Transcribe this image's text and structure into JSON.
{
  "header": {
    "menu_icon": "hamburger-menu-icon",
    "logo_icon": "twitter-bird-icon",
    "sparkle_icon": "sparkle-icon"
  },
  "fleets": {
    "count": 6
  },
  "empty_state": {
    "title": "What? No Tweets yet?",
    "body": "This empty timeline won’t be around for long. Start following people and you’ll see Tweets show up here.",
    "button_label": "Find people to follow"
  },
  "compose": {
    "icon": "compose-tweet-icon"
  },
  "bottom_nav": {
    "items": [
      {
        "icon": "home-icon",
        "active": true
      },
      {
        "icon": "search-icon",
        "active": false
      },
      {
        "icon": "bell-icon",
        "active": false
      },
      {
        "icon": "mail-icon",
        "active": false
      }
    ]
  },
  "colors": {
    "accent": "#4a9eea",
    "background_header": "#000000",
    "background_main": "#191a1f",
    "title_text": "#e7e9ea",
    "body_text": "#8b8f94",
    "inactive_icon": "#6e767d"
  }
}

§ §

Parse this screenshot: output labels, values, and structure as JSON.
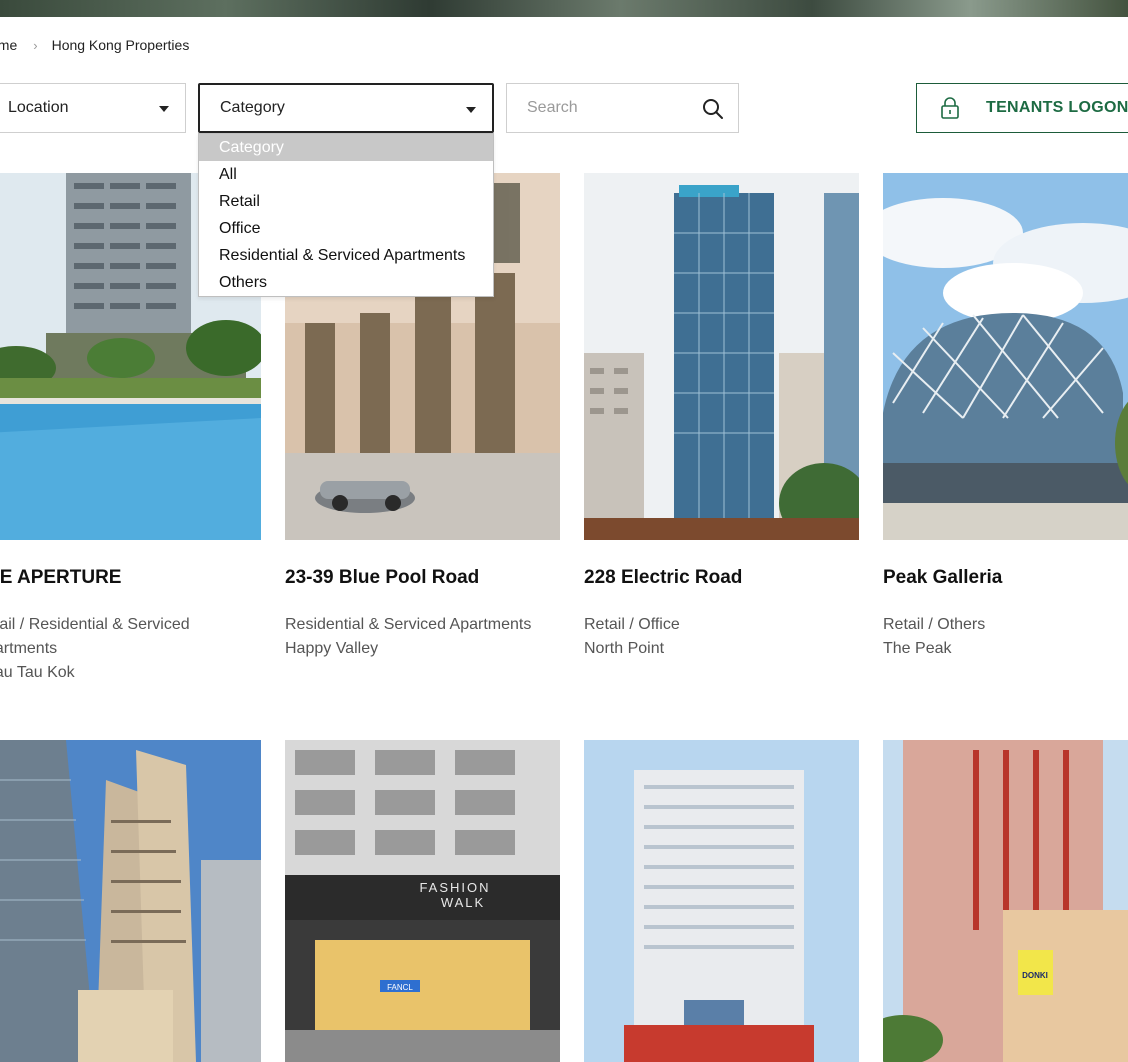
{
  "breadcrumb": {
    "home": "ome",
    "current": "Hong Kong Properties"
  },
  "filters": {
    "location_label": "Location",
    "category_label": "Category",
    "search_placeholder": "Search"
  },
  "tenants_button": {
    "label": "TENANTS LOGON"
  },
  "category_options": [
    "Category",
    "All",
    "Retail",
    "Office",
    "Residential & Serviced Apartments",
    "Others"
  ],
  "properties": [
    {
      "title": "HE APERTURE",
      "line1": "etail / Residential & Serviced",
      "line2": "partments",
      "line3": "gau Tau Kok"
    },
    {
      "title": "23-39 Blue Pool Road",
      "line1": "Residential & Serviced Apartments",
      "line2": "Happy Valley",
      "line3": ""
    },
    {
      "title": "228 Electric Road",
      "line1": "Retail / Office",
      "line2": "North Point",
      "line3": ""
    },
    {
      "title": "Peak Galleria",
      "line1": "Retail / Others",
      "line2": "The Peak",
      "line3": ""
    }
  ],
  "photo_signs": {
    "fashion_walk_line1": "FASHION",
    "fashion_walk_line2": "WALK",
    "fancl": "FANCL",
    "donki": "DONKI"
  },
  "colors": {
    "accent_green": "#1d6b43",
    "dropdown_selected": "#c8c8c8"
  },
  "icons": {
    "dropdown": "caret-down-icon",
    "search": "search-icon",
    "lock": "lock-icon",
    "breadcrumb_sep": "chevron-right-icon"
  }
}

§ §

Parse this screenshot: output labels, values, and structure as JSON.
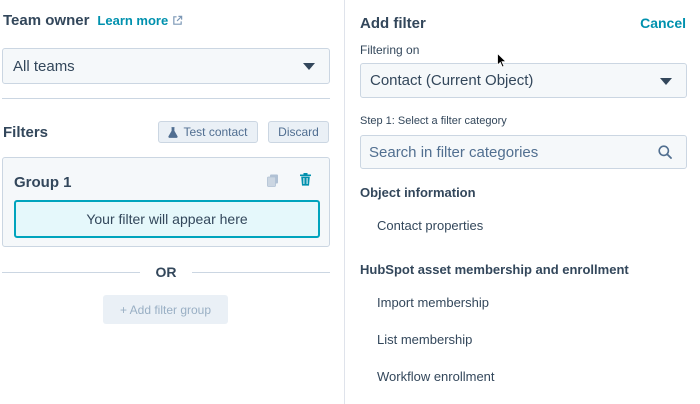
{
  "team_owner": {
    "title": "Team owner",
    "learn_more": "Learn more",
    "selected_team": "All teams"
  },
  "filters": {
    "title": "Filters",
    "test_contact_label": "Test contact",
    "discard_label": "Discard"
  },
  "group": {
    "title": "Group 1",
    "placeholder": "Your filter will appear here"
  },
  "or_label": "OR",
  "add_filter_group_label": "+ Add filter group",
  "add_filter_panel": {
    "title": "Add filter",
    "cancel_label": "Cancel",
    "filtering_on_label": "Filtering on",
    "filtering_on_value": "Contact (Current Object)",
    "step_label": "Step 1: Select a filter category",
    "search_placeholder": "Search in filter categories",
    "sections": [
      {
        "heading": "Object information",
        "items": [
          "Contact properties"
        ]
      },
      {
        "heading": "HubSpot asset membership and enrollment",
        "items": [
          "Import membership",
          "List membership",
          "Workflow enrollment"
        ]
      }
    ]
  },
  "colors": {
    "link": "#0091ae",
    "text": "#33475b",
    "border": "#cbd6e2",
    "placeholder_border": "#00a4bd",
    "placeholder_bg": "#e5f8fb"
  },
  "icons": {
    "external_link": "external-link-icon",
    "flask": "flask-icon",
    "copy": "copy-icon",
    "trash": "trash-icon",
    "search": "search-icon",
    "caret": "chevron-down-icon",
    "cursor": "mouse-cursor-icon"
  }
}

§ §

### To do
Look through the material above. Copy each line where the word "Serviced" appears.

### Solution to this task
    "Residential & Serviced Apartments",
      "line1": "etail / Residential & Serviced",
      "line1": "Residential & Serviced Apartments",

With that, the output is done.